*REQUIRED TASK*.
Copy the material that follows word for word and omit its pictures.

*EXTRACTED RECORDS*.
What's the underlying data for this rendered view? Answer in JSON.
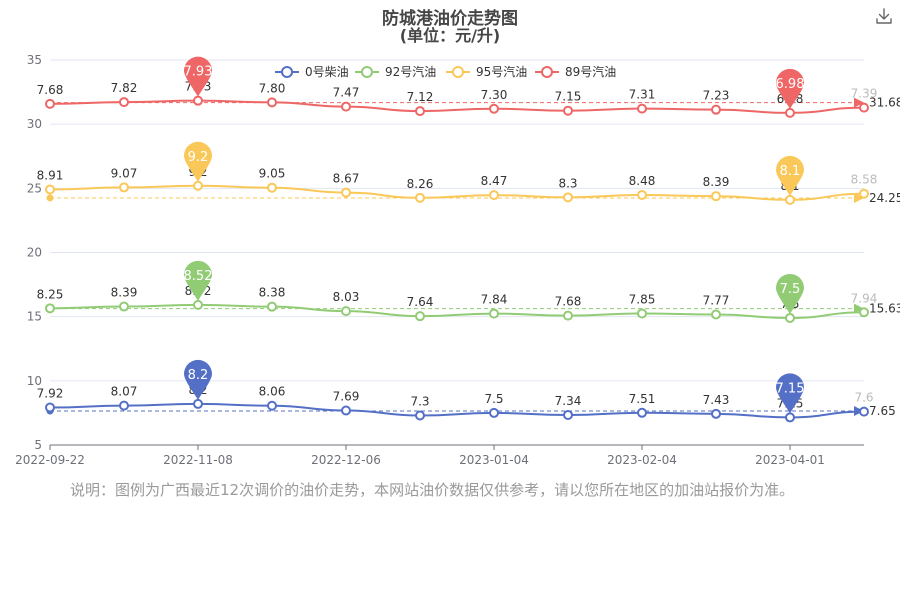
{
  "title": "防城港油价走势图",
  "subtitle": "(单位：元/升)",
  "note": "说明：图例为广西最近12次调价的油价走势，本网站油价数据仅供参考，请以您所在地区的加油站报价为准。",
  "chart_data": {
    "type": "line",
    "x_axis": {
      "tick_labels": [
        "2022-09-22",
        "2022-11-08",
        "2022-12-06",
        "2023-01-04",
        "2023-02-04",
        "2023-04-01"
      ],
      "tick_indices": [
        0,
        2,
        4,
        6,
        8,
        10
      ],
      "count": 12
    },
    "y_axis": {
      "min": 5,
      "max": 35,
      "ticks": [
        5,
        10,
        15,
        20,
        25,
        30,
        35
      ]
    },
    "legend": {
      "placement": "top"
    },
    "series": [
      {
        "name": "0号柴油",
        "color": "#5470c6",
        "values": [
          7.92,
          8.07,
          8.2,
          8.06,
          7.69,
          7.3,
          7.5,
          7.34,
          7.51,
          7.43,
          7.15,
          7.6
        ],
        "max_label": "8.2",
        "min_label": "7.15",
        "average_label": "7.65"
      },
      {
        "name": "92号汽油",
        "color": "#91cc75",
        "values": [
          8.25,
          8.39,
          8.52,
          8.38,
          8.03,
          7.64,
          7.84,
          7.68,
          7.85,
          7.77,
          7.5,
          7.94
        ],
        "max_label": "8.52",
        "min_label": "7.5",
        "average_label": "15.63"
      },
      {
        "name": "95号汽油",
        "color": "#fac858",
        "values": [
          8.91,
          9.07,
          9.2,
          9.05,
          8.67,
          8.26,
          8.47,
          8.3,
          8.48,
          8.39,
          8.1,
          8.58
        ],
        "max_label": "9.2",
        "min_label": "8.1",
        "average_label": "24.25"
      },
      {
        "name": "89号汽油",
        "color": "#ee6666",
        "values": [
          7.68,
          7.82,
          7.93,
          7.8,
          7.47,
          7.12,
          7.3,
          7.15,
          7.31,
          7.23,
          6.98,
          7.39
        ],
        "max_label": "7.93",
        "min_label": "6.98",
        "average_label": "31.68"
      }
    ]
  }
}
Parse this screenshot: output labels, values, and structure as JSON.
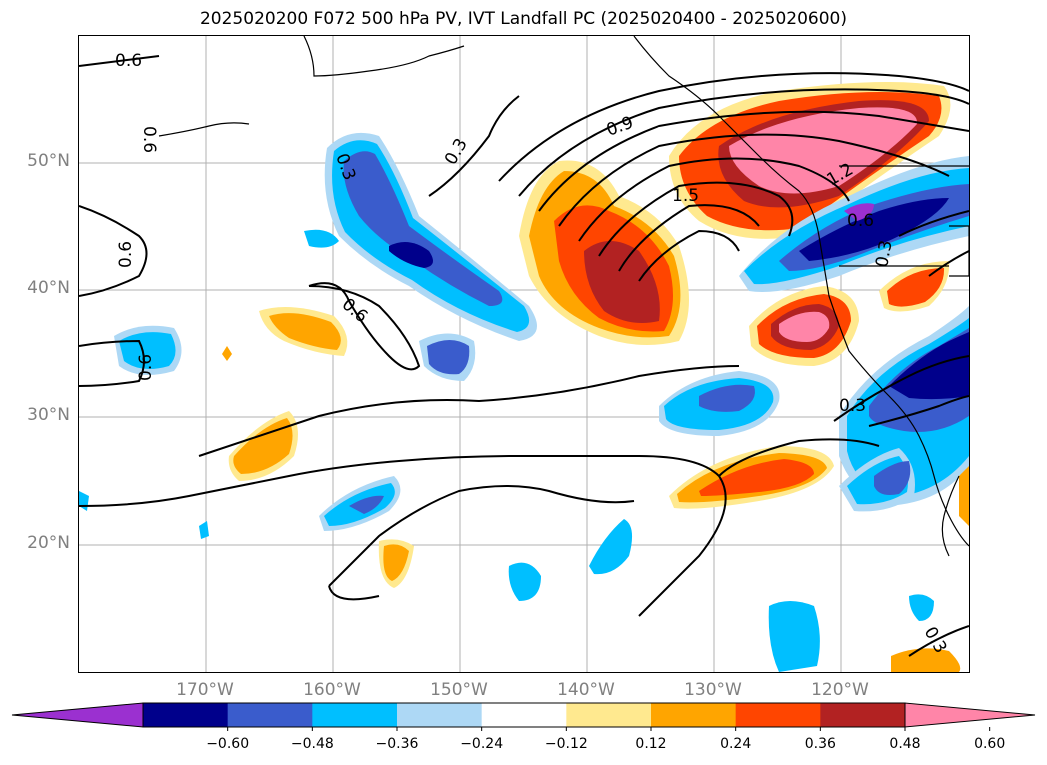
{
  "title": "2025020200 F072 500 hPa PV, IVT Landfall PC (2025020400 - 2025020600)",
  "lat_labels": [
    "50°N",
    "40°N",
    "30°N",
    "20°N"
  ],
  "lon_labels": [
    "170°W",
    "160°W",
    "150°W",
    "140°W",
    "130°W",
    "120°W"
  ],
  "contour_labels": [
    "0.6",
    "0.3",
    "0.6",
    "0.6",
    "0.6",
    "0.9",
    "1.5",
    "1.2",
    "0.6",
    "0.3",
    "0.3",
    "0.6",
    "0.3",
    "0.3"
  ],
  "colorbar": {
    "ticks": [
      "−0.60",
      "−0.48",
      "−0.36",
      "−0.24",
      "−0.12",
      "0.12",
      "0.24",
      "0.36",
      "0.48",
      "0.60"
    ],
    "colors": [
      "#9b30d0",
      "#00008b",
      "#3a5ccc",
      "#00bfff",
      "#add8f5",
      "#ffffff",
      "#ffe98f",
      "#ffa500",
      "#ff4500",
      "#b22222",
      "#ff85a8"
    ]
  }
}
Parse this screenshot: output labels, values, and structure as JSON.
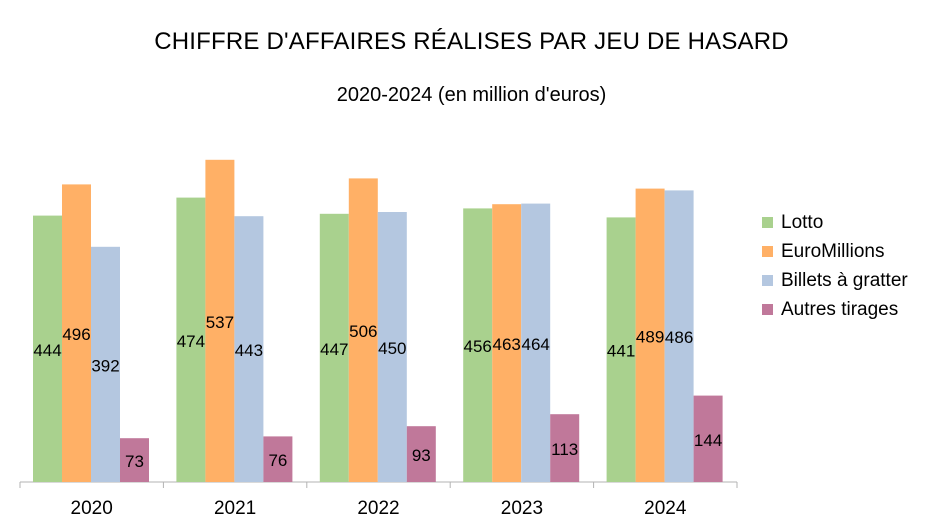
{
  "chart_data": {
    "type": "bar",
    "title": "CHIFFRE D'AFFAIRES RÉALISES PAR JEU DE HASARD",
    "subtitle": "2020-2024 (en million d'euros)",
    "categories": [
      "2020",
      "2021",
      "2022",
      "2023",
      "2024"
    ],
    "series": [
      {
        "name": "Lotto",
        "color": "#a9d18e",
        "values": [
          444,
          474,
          447,
          456,
          441
        ]
      },
      {
        "name": "EuroMillions",
        "color": "#ffb066",
        "values": [
          496,
          537,
          506,
          463,
          489
        ]
      },
      {
        "name": "Billets à gratter",
        "color": "#b4c7e0",
        "values": [
          392,
          443,
          450,
          464,
          486
        ]
      },
      {
        "name": "Autres tirages",
        "color": "#c0789a",
        "values": [
          73,
          76,
          93,
          113,
          144
        ]
      }
    ],
    "ylim": [
      0,
      540
    ],
    "grid": false,
    "legend_position": "right"
  }
}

*THE OUTPUT*.
What's the underlying data for this rendered view? Answer in JSON.
{
  "title": "防城港油价走势图",
  "subtitle": "(单位：元/升)",
  "note": "说明：图例为广西最近12次调价的油价走势，本网站油价数据仅供参考，请以您所在地区的加油站报价为准。",
  "chart_data": {
    "type": "line",
    "x_axis": {
      "tick_labels": [
        "2022-09-22",
        "2022-11-08",
        "2022-12-06",
        "2023-01-04",
        "2023-02-04",
        "2023-04-01"
      ],
      "tick_indices": [
        0,
        2,
        4,
        6,
        8,
        10
      ],
      "count": 12
    },
    "y_axis": {
      "min": 5,
      "max": 35,
      "ticks": [
        5,
        10,
        15,
        20,
        25,
        30,
        35
      ]
    },
    "legend": {
      "placement": "top"
    },
    "series": [
      {
        "name": "0号柴油",
        "color": "#5470c6",
        "values": [
          7.92,
          8.07,
          8.2,
          8.06,
          7.69,
          7.3,
          7.5,
          7.34,
          7.51,
          7.43,
          7.15,
          7.6
        ],
        "max_label": "8.2",
        "min_label": "7.15",
        "average_label": "7.65"
      },
      {
        "name": "92号汽油",
        "color": "#91cc75",
        "values": [
          8.25,
          8.39,
          8.52,
          8.38,
          8.03,
          7.64,
          7.84,
          7.68,
          7.85,
          7.77,
          7.5,
          7.94
        ],
        "max_label": "8.52",
        "min_label": "7.5",
        "average_label": "15.63"
      },
      {
        "name": "95号汽油",
        "color": "#fac858",
        "values": [
          8.91,
          9.07,
          9.2,
          9.05,
          8.67,
          8.26,
          8.47,
          8.3,
          8.48,
          8.39,
          8.1,
          8.58
        ],
        "max_label": "9.2",
        "min_label": "8.1",
        "average_label": "24.25"
      },
      {
        "name": "89号汽油",
        "color": "#ee6666",
        "values": [
          7.68,
          7.82,
          7.93,
          7.8,
          7.47,
          7.12,
          7.3,
          7.15,
          7.31,
          7.23,
          6.98,
          7.39
        ],
        "max_label": "7.93",
        "min_label": "6.98",
        "average_label": "31.68"
      }
    ]
  }
}
Parse this screenshot: output labels, values, and structure as JSON.
{
  "title": "2025020200 F072 500 hPa PV, IVT Landfall PC (2025020400 - 2025020600)",
  "lat_labels": [
    "50°N",
    "40°N",
    "30°N",
    "20°N"
  ],
  "lon_labels": [
    "170°W",
    "160°W",
    "150°W",
    "140°W",
    "130°W",
    "120°W"
  ],
  "contour_labels": [
    "0.6",
    "0.3",
    "0.6",
    "0.6",
    "0.6",
    "0.9",
    "1.5",
    "1.2",
    "0.6",
    "0.3",
    "0.3",
    "0.6",
    "0.3",
    "0.3"
  ],
  "colorbar": {
    "ticks": [
      "−0.60",
      "−0.48",
      "−0.36",
      "−0.24",
      "−0.12",
      "0.12",
      "0.24",
      "0.36",
      "0.48",
      "0.60"
    ],
    "colors": [
      "#9b30d0",
      "#00008b",
      "#3a5ccc",
      "#00bfff",
      "#add8f5",
      "#ffffff",
      "#ffe98f",
      "#ffa500",
      "#ff4500",
      "#b22222",
      "#ff85a8"
    ]
  }
}
Parse this screenshot: output labels, values, and structure as JSON.
{
  "chart_data": {
    "type": "bar",
    "title": "CHIFFRE D'AFFAIRES RÉALISES PAR JEU DE HASARD",
    "subtitle": "2020-2024 (en million d'euros)",
    "categories": [
      "2020",
      "2021",
      "2022",
      "2023",
      "2024"
    ],
    "series": [
      {
        "name": "Lotto",
        "color": "#a9d18e",
        "values": [
          444,
          474,
          447,
          456,
          441
        ]
      },
      {
        "name": "EuroMillions",
        "color": "#ffb066",
        "values": [
          496,
          537,
          506,
          463,
          489
        ]
      },
      {
        "name": "Billets à gratter",
        "color": "#b4c7e0",
        "values": [
          392,
          443,
          450,
          464,
          486
        ]
      },
      {
        "name": "Autres tirages",
        "color": "#c0789a",
        "values": [
          73,
          76,
          93,
          113,
          144
        ]
      }
    ],
    "ylim": [
      0,
      540
    ],
    "grid": false,
    "legend_position": "right"
  }
}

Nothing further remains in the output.